(begin)

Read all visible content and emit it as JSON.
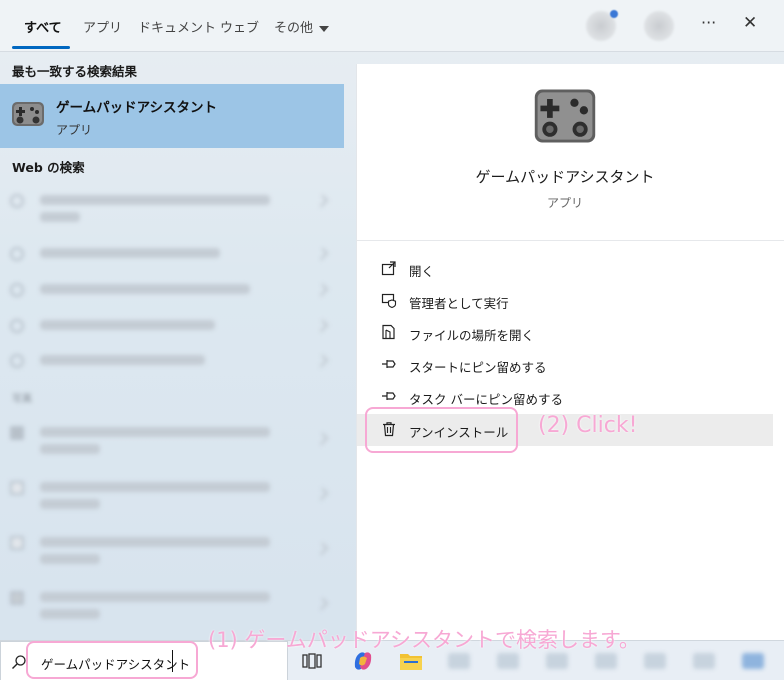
{
  "tabs": [
    {
      "label": "すべて"
    },
    {
      "label": "アプリ"
    },
    {
      "label": "ドキュメント"
    },
    {
      "label": "ウェブ"
    },
    {
      "label": "その他"
    }
  ],
  "window_controls": {
    "more": "···",
    "close": "✕"
  },
  "left": {
    "best_match_title": "最も一致する検索結果",
    "best_match": {
      "name": "ゲームパッドアシスタント",
      "type": "アプリ"
    },
    "web_title": "Web の検索",
    "other_title": "写真"
  },
  "right": {
    "app_name": "ゲームパッドアシスタント",
    "app_type": "アプリ",
    "actions": [
      {
        "label": "開く",
        "icon": "open-icon"
      },
      {
        "label": "管理者として実行",
        "icon": "admin-shield-icon"
      },
      {
        "label": "ファイルの場所を開く",
        "icon": "file-location-icon"
      },
      {
        "label": "スタートにピン留めする",
        "icon": "pin-icon"
      },
      {
        "label": "タスク バーにピン留めする",
        "icon": "pin-icon"
      },
      {
        "label": "アンインストール",
        "icon": "trash-icon"
      }
    ]
  },
  "annotations": {
    "click": "(2) Click!",
    "search_step": "(1) ゲームパッドアシスタントで検索します。"
  },
  "taskbar": {
    "search_value": "ゲームパッドアシスタント"
  },
  "colors": {
    "accent": "#0067c0",
    "highlight": "#9cc5e6",
    "annotation": "#f7a8d4"
  }
}
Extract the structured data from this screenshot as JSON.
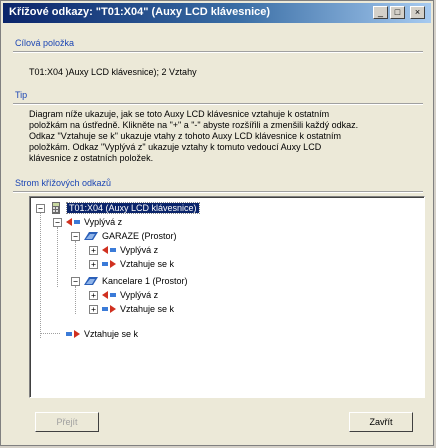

(end)

**OBJECTIVE:** Gather all lines from the listing above in which "JSON" occurs.

**WORKED ANSWER:**
Read all visible content and emit it as JSON.
Extract the structured data from this screenshot as JSON.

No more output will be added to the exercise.